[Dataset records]
++++

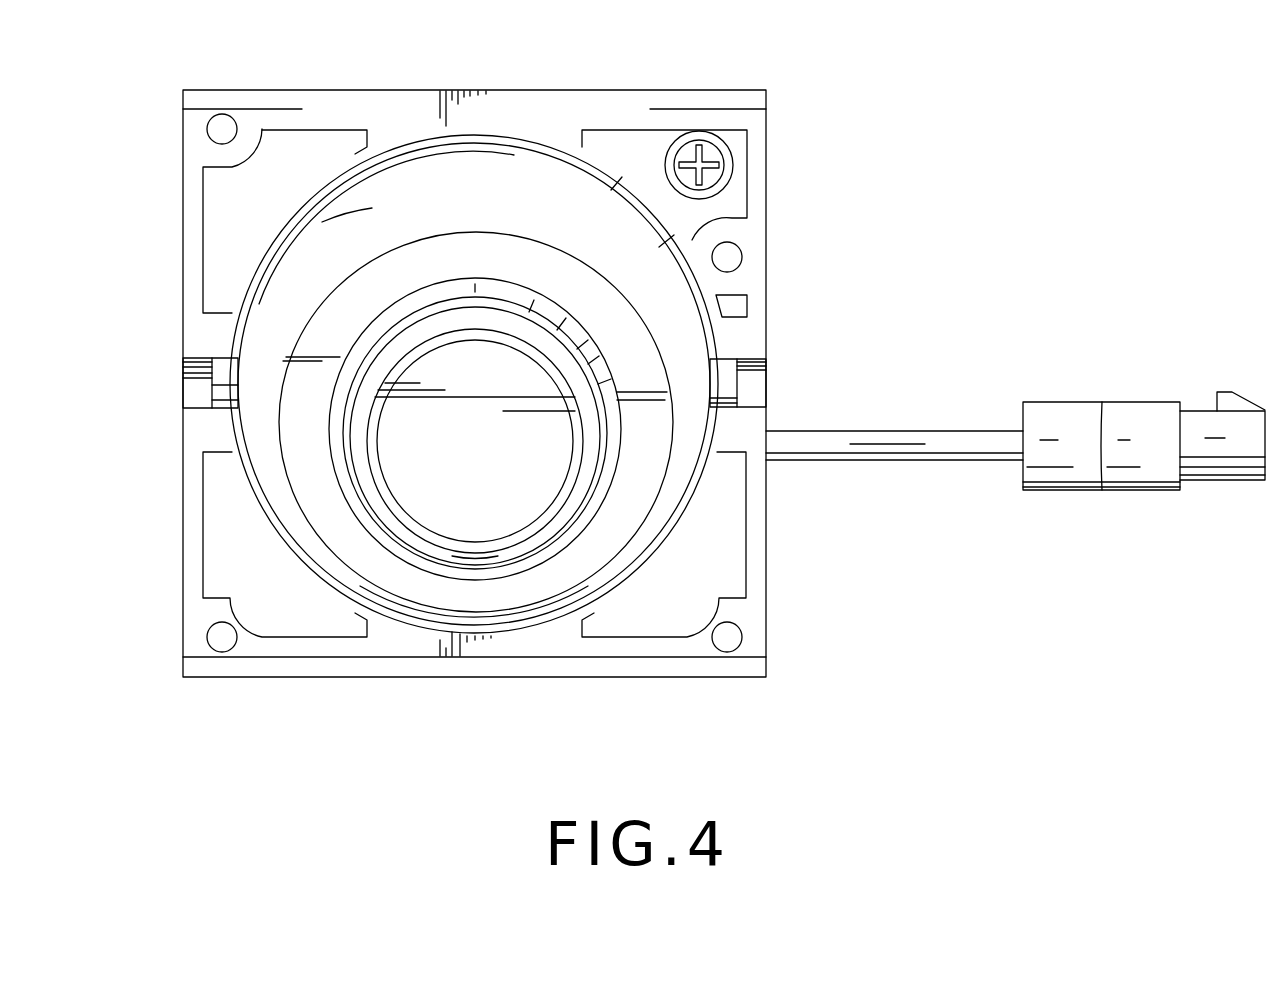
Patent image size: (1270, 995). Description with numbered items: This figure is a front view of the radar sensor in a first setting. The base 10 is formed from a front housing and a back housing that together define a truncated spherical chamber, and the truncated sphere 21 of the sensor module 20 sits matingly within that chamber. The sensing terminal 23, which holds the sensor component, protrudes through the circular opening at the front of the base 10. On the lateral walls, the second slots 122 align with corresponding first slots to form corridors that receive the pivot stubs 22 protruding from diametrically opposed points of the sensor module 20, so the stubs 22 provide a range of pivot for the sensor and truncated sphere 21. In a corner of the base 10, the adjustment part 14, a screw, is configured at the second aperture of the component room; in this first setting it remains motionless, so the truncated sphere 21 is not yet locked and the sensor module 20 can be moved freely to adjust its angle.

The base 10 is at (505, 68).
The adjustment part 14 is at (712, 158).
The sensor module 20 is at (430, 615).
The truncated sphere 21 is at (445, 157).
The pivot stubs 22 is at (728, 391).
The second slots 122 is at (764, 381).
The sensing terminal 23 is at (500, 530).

++++

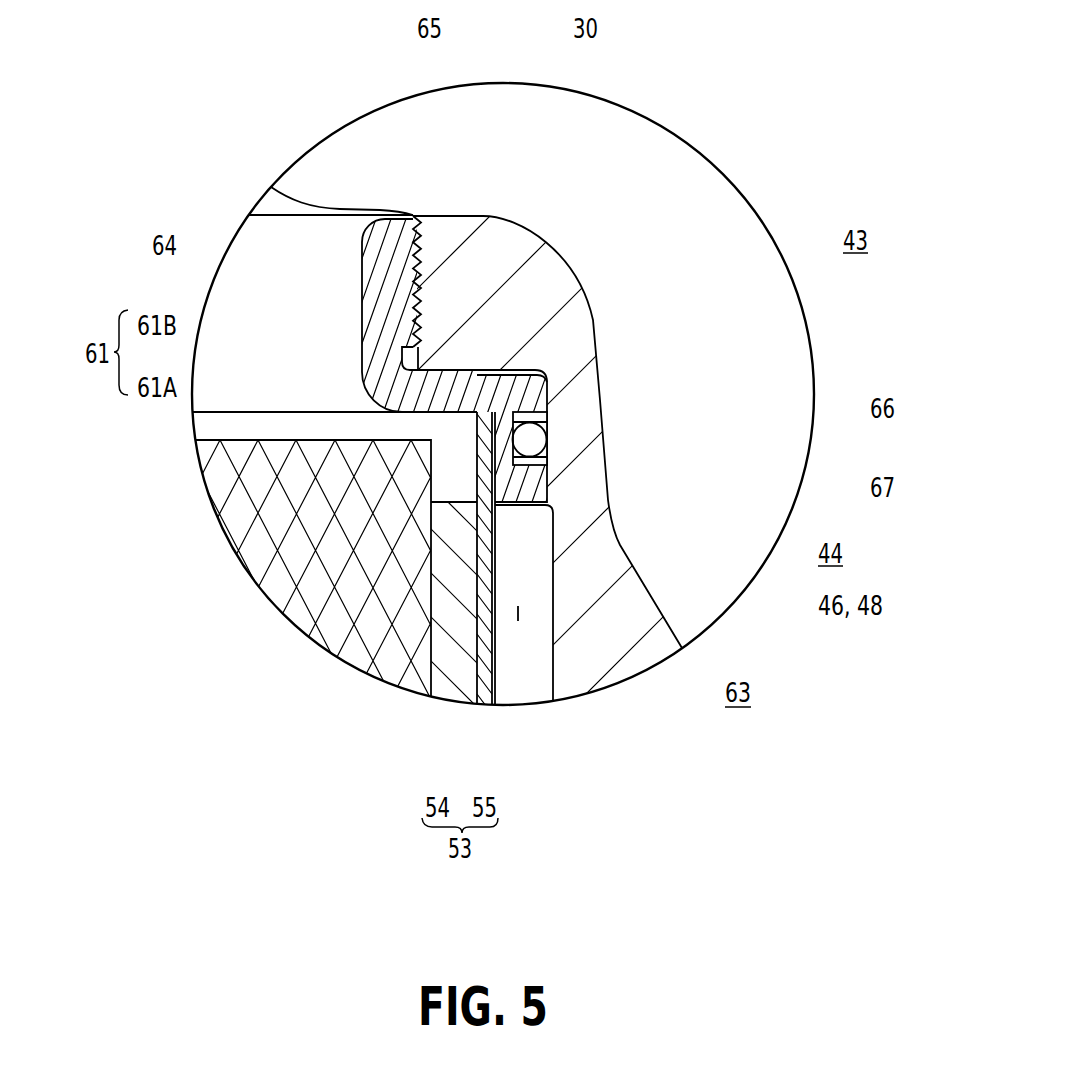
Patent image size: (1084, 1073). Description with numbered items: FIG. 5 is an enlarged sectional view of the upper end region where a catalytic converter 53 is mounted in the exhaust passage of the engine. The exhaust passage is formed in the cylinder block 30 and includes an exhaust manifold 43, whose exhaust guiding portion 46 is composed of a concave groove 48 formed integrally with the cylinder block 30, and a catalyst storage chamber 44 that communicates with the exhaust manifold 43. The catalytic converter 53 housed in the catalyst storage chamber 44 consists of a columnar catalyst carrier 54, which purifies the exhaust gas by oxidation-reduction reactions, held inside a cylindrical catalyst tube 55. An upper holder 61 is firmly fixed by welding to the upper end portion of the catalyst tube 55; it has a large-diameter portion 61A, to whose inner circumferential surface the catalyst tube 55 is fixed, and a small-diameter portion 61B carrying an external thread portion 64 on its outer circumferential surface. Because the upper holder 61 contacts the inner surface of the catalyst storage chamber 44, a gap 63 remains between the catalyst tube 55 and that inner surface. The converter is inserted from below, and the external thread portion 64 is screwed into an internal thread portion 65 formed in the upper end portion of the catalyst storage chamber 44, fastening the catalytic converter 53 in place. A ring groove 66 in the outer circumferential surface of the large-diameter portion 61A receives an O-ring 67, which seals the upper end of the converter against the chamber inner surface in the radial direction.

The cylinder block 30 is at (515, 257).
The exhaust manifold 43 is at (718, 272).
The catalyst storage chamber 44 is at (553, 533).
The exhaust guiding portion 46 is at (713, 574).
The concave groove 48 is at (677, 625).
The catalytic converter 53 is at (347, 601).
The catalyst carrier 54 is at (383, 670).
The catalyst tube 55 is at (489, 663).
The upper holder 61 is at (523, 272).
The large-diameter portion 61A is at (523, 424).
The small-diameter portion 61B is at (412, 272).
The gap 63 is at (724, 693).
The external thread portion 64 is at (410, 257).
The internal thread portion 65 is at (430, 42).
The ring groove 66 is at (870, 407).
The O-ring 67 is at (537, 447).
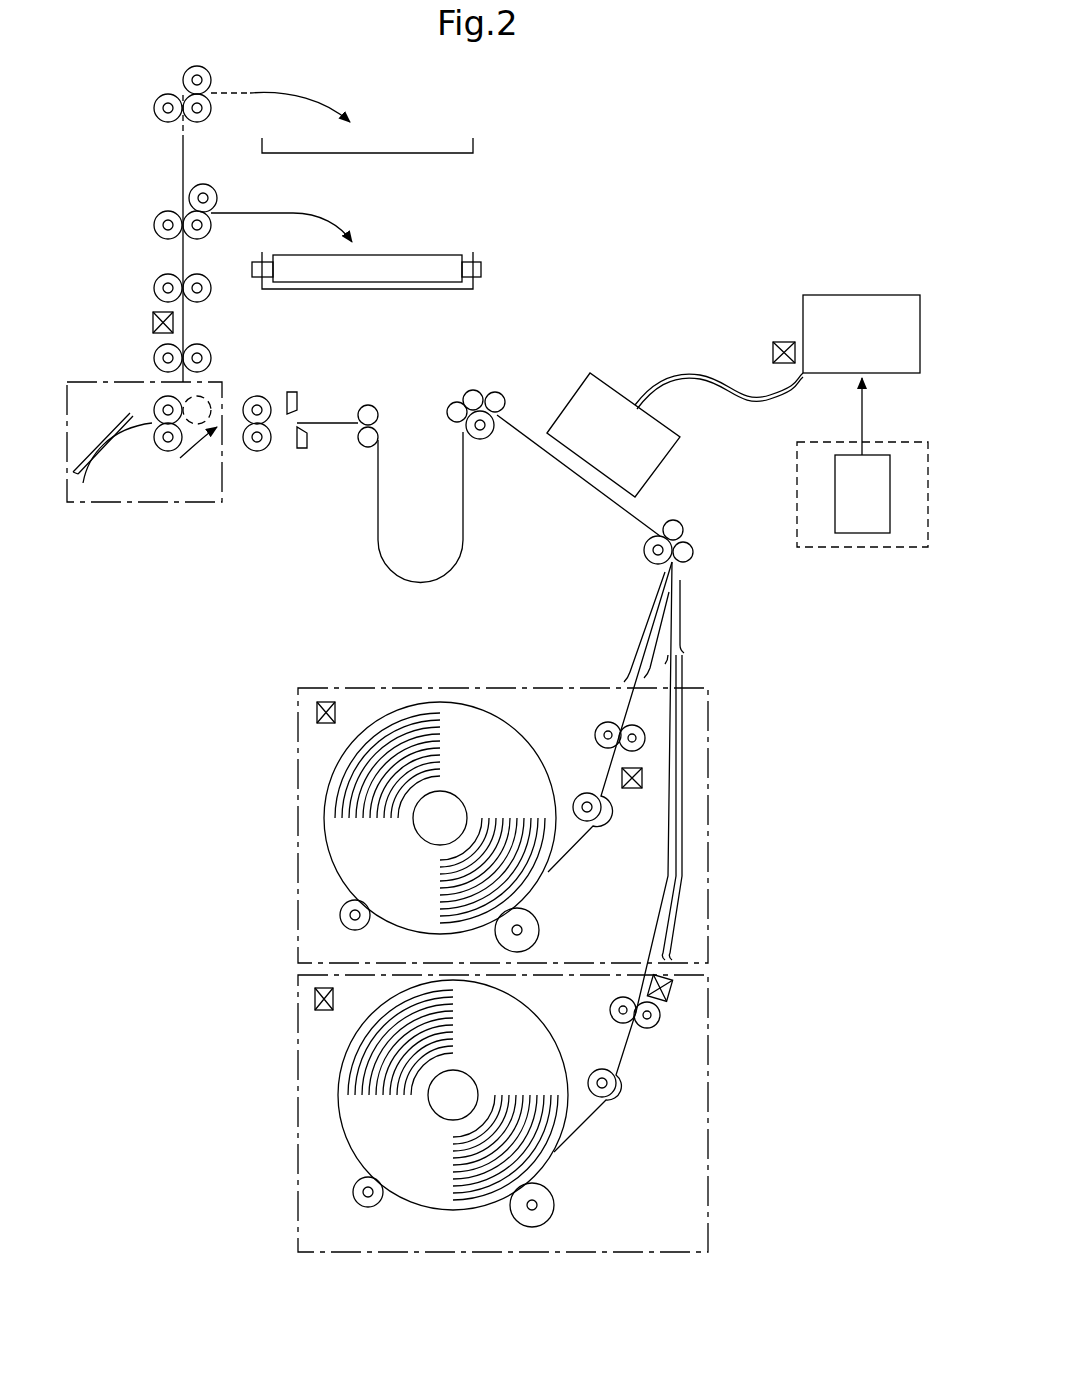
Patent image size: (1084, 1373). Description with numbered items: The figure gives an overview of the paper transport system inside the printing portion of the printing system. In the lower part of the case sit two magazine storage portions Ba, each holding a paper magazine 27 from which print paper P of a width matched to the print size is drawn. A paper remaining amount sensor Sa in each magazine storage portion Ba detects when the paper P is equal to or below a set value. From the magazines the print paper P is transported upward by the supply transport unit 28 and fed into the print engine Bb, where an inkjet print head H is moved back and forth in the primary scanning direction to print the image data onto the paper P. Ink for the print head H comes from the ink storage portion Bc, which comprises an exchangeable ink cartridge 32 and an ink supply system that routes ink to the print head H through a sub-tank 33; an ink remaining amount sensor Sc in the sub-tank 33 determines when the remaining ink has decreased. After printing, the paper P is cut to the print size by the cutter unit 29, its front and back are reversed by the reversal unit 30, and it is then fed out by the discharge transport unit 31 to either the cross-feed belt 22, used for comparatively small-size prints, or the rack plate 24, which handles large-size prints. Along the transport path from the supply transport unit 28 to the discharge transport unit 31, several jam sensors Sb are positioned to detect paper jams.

++++

▶ _OBJECTIVE_:
Return each line from the entries above that contains the word "pivot", matching case exactly.

▶ _TASK OUTPUT_:
Patent image size: (1270, 995). Description with numbered items: This figure is a front view of the radar sensor in a first setting. The base 10 is formed from a front housing and a back housing that together define a truncated spherical chamber, and the truncated sphere 21 of the sensor module 20 sits matingly within that chamber. The sensing terminal 23, which holds the sensor component, protrudes through the circular opening at the front of the base 10. On the lateral walls, the second slots 122 align with corresponding first slots to form corridors that receive the pivot stubs 22 protruding from diametrically opposed points of the sensor module 20, so the stubs 22 provide a range of pivot for the sensor and truncated sphere 21. In a corner of the base 10, the adjustment part 14, a screw, is configured at the second aperture of the component room; in this first setting it remains motionless, so the truncated sphere 21 is not yet locked and the sensor module 20 can be moved freely to adjust its angle.
The pivot stubs 22 is at (728, 391).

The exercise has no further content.